**EXERCISE:** All records below must be retyped exactly.

(Dataset items)
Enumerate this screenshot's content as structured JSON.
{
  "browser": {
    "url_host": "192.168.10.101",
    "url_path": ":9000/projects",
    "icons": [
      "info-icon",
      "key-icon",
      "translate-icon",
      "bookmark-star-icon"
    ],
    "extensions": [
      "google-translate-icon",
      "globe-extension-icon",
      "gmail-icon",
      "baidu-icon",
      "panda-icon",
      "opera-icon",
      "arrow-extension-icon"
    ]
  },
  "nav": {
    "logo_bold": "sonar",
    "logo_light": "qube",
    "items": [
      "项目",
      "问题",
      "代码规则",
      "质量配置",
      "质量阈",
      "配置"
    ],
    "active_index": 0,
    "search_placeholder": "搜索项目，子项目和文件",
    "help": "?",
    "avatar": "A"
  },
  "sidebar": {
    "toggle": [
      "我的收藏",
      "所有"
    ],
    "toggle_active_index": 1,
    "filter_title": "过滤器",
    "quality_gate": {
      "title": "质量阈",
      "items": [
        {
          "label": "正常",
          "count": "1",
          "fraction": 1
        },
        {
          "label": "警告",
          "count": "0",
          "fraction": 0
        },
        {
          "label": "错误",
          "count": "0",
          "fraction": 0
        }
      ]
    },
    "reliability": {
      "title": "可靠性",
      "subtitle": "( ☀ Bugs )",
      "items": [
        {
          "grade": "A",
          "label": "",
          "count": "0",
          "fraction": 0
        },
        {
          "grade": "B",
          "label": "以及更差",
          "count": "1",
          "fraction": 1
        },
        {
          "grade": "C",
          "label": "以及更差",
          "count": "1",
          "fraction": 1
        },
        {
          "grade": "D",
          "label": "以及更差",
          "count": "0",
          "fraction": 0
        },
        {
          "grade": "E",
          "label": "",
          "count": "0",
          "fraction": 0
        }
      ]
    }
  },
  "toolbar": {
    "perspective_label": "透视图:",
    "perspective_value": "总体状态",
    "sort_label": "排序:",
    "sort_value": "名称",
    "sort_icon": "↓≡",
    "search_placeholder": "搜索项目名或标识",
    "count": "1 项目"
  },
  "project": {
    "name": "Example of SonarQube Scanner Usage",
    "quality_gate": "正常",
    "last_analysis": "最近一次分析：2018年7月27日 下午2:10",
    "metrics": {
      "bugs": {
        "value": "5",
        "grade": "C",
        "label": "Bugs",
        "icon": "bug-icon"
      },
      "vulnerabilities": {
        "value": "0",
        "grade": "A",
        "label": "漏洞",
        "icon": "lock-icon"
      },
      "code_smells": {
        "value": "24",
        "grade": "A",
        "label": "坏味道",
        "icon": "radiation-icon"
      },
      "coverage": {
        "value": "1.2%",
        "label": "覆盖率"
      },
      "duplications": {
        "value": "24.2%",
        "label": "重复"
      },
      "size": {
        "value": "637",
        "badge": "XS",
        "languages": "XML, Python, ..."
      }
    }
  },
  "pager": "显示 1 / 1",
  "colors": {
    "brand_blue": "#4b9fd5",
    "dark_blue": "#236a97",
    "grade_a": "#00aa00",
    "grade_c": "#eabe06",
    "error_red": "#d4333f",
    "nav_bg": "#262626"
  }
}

**RESPONSE TO THIS EXERCISE:**
Enumerate this screenshot's content as structured JSON.
{
  "browser": {
    "url_host": "192.168.10.101",
    "url_path": ":9000/projects",
    "icons": [
      "info-icon",
      "key-icon",
      "translate-icon",
      "bookmark-star-icon"
    ],
    "extensions": [
      "google-translate-icon",
      "globe-extension-icon",
      "gmail-icon",
      "baidu-icon",
      "panda-icon",
      "opera-icon",
      "arrow-extension-icon"
    ]
  },
  "nav": {
    "logo_bold": "sonar",
    "logo_light": "qube",
    "items": [
      "项目",
      "问题",
      "代码规则",
      "质量配置",
      "质量阈",
      "配置"
    ],
    "active_index": 0,
    "search_placeholder": "搜索项目，子项目和文件",
    "help": "?",
    "avatar": "A"
  },
  "sidebar": {
    "toggle": [
      "我的收藏",
      "所有"
    ],
    "toggle_active_index": 1,
    "filter_title": "过滤器",
    "quality_gate": {
      "title": "质量阈",
      "items": [
        {
          "label": "正常",
          "count": "1",
          "fraction": 1
        },
        {
          "label": "警告",
          "count": "0",
          "fraction": 0
        },
        {
          "label": "错误",
          "count": "0",
          "fraction": 0
        }
      ]
    },
    "reliability": {
      "title": "可靠性",
      "subtitle": "( ☀ Bugs )",
      "items": [
        {
          "grade": "A",
          "label": "",
          "count": "0",
          "fraction": 0
        },
        {
          "grade": "B",
          "label": "以及更差",
          "count": "1",
          "fraction": 1
        },
        {
          "grade": "C",
          "label": "以及更差",
          "count": "1",
          "fraction": 1
        },
        {
          "grade": "D",
          "label": "以及更差",
          "count": "0",
          "fraction": 0
        },
        {
          "grade": "E",
          "label": "",
          "count": "0",
          "fraction": 0
        }
      ]
    }
  },
  "toolbar": {
    "perspective_label": "透视图:",
    "perspective_value": "总体状态",
    "sort_label": "排序:",
    "sort_value": "名称",
    "sort_icon": "↓≡",
    "search_placeholder": "搜索项目名或标识",
    "count": "1 项目"
  },
  "project": {
    "name": "Example of SonarQube Scanner Usage",
    "quality_gate": "正常",
    "last_analysis": "最近一次分析：2018年7月27日 下午2:10",
    "metrics": {
      "bugs": {
        "value": "5",
        "grade": "C",
        "label": "Bugs",
        "icon": "bug-icon"
      },
      "vulnerabilities": {
        "value": "0",
        "grade": "A",
        "label": "漏洞",
        "icon": "lock-icon"
      },
      "code_smells": {
        "value": "24",
        "grade": "A",
        "label": "坏味道",
        "icon": "radiation-icon"
      },
      "coverage": {
        "value": "1.2%",
        "label": "覆盖率"
      },
      "duplications": {
        "value": "24.2%",
        "label": "重复"
      },
      "size": {
        "value": "637",
        "badge": "XS",
        "languages": "XML, Python, ..."
      }
    }
  },
  "pager": "显示 1 / 1",
  "colors": {
    "brand_blue": "#4b9fd5",
    "dark_blue": "#236a97",
    "grade_a": "#00aa00",
    "grade_c": "#eabe06",
    "error_red": "#d4333f",
    "nav_bg": "#262626"
  }
}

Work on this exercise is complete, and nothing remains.